** Start of Stored data **

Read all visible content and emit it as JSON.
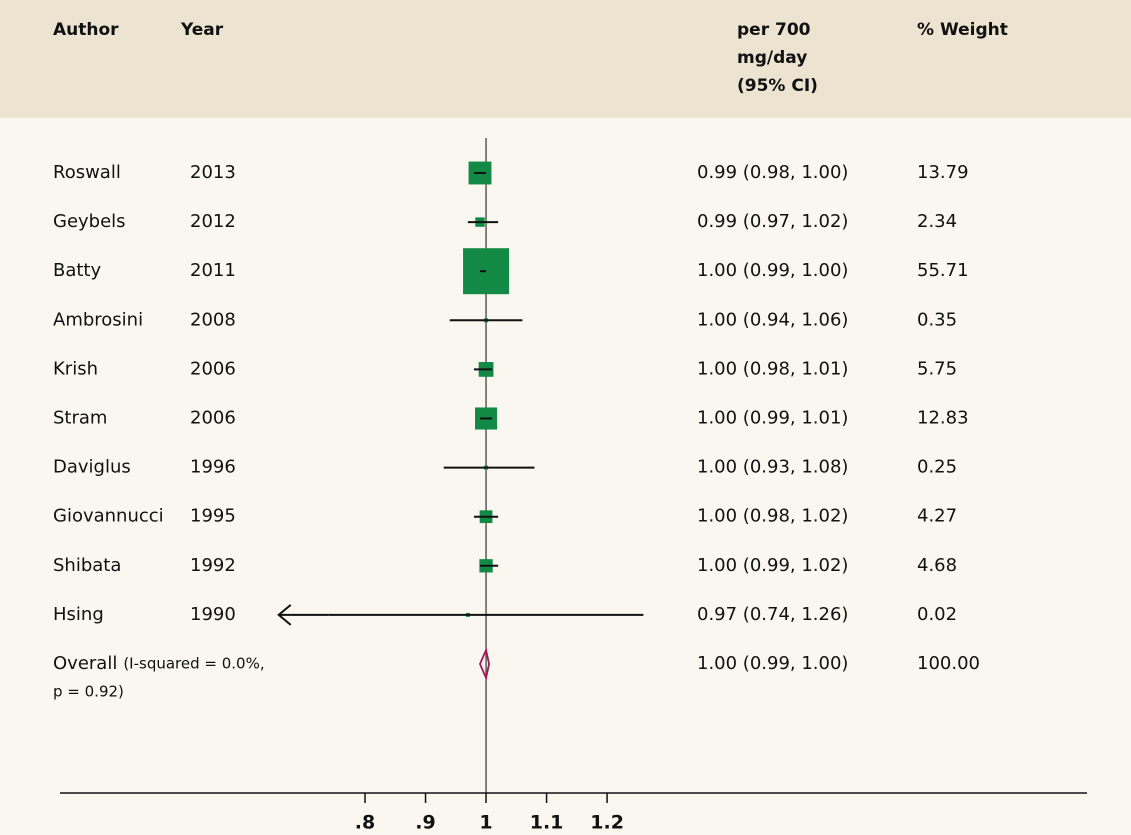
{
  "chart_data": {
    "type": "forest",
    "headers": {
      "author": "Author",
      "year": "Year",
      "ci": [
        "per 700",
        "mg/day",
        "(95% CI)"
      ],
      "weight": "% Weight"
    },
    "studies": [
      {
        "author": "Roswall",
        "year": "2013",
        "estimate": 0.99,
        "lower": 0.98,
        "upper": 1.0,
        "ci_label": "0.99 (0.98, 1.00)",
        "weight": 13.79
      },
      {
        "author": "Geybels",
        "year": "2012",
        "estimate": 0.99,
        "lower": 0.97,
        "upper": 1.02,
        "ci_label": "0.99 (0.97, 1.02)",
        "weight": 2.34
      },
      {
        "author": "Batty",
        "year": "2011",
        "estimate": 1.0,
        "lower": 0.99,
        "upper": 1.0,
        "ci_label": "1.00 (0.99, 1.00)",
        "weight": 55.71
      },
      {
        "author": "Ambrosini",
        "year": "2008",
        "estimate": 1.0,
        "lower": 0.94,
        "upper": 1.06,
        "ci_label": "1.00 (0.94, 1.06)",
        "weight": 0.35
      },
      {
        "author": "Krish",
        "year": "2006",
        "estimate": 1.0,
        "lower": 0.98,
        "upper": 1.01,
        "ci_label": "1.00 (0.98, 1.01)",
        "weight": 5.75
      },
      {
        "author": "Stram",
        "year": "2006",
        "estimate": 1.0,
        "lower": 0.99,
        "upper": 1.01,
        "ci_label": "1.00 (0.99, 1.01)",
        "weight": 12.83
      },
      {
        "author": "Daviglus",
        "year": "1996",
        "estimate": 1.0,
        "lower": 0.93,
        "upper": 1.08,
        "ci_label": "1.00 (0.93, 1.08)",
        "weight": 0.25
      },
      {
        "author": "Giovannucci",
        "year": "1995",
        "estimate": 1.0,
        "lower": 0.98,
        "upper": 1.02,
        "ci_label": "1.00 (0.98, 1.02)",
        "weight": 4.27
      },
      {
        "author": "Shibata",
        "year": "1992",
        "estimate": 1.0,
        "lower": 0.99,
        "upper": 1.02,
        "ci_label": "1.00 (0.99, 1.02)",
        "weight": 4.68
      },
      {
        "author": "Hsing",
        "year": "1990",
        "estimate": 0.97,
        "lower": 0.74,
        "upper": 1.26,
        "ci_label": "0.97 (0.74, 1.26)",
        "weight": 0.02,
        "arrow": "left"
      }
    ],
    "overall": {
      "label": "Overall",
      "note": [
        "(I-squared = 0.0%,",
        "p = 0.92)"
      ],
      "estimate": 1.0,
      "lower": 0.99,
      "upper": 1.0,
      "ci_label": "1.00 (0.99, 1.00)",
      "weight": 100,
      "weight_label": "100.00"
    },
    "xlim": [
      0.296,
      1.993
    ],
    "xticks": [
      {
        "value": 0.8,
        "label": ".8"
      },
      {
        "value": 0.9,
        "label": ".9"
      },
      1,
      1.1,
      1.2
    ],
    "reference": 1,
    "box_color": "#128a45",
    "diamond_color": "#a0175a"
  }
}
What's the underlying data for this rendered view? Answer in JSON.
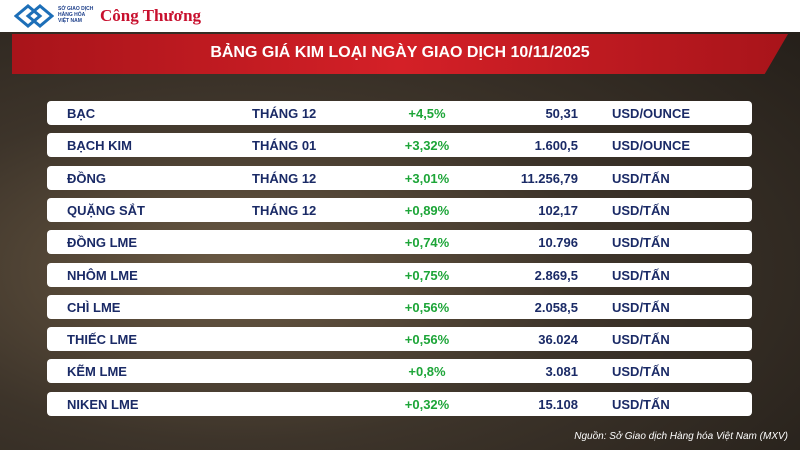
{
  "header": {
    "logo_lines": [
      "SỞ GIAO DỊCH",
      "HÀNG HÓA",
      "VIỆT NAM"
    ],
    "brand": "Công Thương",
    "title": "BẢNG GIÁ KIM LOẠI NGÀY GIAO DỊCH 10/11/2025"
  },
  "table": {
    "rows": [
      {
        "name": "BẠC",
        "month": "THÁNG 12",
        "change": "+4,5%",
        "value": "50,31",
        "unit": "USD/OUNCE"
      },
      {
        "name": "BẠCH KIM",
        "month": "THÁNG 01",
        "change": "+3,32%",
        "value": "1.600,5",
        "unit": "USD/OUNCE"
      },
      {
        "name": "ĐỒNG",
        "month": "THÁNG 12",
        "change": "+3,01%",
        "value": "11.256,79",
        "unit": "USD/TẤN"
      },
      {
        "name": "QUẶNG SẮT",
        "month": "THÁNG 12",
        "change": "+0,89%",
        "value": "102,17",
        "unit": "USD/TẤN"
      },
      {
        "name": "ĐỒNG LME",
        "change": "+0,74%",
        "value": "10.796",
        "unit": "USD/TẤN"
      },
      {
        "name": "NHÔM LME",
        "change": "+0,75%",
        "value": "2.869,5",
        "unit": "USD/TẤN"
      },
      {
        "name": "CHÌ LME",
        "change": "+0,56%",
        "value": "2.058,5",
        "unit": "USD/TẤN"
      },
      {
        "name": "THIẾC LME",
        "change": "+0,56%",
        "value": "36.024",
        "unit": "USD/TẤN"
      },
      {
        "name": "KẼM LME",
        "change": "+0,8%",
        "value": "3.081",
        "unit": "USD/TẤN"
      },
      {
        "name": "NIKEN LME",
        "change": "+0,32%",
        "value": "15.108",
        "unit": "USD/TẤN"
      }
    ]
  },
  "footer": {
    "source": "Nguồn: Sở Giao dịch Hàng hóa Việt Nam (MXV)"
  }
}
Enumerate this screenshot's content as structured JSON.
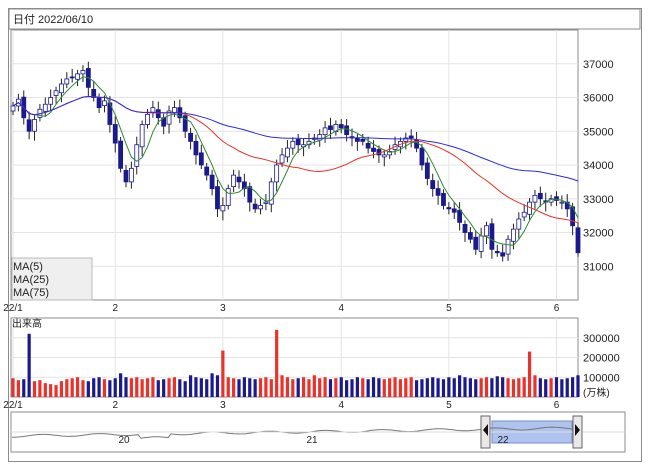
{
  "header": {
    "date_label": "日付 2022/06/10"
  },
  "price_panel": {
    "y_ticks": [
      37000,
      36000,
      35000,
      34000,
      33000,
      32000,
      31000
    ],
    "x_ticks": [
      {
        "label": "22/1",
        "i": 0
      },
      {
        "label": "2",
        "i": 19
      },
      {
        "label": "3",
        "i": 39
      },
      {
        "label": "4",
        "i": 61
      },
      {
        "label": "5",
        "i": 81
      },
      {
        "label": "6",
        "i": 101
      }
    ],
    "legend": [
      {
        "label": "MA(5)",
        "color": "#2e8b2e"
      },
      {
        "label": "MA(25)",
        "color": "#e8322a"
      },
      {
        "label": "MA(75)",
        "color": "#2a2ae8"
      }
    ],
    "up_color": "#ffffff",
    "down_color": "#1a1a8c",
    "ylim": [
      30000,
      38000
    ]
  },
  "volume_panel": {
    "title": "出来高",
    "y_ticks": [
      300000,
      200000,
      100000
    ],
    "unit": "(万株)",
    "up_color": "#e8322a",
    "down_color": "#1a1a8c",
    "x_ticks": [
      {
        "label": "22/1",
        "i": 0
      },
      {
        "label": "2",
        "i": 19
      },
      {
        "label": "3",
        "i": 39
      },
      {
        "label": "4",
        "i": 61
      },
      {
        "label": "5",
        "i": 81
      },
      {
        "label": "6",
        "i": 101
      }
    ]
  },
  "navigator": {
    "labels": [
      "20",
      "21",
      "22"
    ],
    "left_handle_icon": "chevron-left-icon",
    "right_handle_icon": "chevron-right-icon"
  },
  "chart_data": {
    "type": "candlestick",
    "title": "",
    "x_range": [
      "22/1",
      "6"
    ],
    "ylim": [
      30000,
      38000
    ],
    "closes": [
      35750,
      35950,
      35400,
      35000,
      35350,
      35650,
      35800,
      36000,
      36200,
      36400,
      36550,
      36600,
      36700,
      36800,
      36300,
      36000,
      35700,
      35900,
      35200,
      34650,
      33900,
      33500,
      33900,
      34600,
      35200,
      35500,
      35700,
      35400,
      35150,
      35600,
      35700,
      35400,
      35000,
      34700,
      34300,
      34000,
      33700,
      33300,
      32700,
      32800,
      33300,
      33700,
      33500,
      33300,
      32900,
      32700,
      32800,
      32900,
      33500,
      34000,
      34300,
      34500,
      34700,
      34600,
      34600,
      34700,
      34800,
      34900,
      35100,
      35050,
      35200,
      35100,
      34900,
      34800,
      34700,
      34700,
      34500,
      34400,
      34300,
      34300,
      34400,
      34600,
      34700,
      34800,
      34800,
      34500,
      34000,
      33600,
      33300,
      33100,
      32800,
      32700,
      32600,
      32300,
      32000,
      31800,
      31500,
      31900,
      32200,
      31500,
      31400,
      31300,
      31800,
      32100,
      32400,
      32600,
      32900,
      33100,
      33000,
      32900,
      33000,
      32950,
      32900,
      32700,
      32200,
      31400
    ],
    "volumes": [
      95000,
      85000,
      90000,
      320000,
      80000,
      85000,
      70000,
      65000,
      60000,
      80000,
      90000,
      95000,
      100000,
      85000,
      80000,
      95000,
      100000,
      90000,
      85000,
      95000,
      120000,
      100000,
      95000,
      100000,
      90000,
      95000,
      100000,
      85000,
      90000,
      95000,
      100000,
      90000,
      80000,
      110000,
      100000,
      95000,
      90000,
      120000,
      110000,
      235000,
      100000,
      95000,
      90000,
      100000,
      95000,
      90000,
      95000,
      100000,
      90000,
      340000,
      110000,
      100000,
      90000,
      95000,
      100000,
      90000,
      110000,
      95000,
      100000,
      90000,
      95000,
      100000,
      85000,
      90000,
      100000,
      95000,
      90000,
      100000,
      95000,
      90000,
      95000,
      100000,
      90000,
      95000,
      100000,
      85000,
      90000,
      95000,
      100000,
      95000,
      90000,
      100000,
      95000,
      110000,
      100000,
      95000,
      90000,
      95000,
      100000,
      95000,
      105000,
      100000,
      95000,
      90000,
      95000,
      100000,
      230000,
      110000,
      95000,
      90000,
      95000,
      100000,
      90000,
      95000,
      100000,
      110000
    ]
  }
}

** End of Stored data **

Problem requirements:
Take every line containing the word "left" and copy it.

Written answer:
        "arrow": "left"
    "left_handle_icon": "chevron-left-icon",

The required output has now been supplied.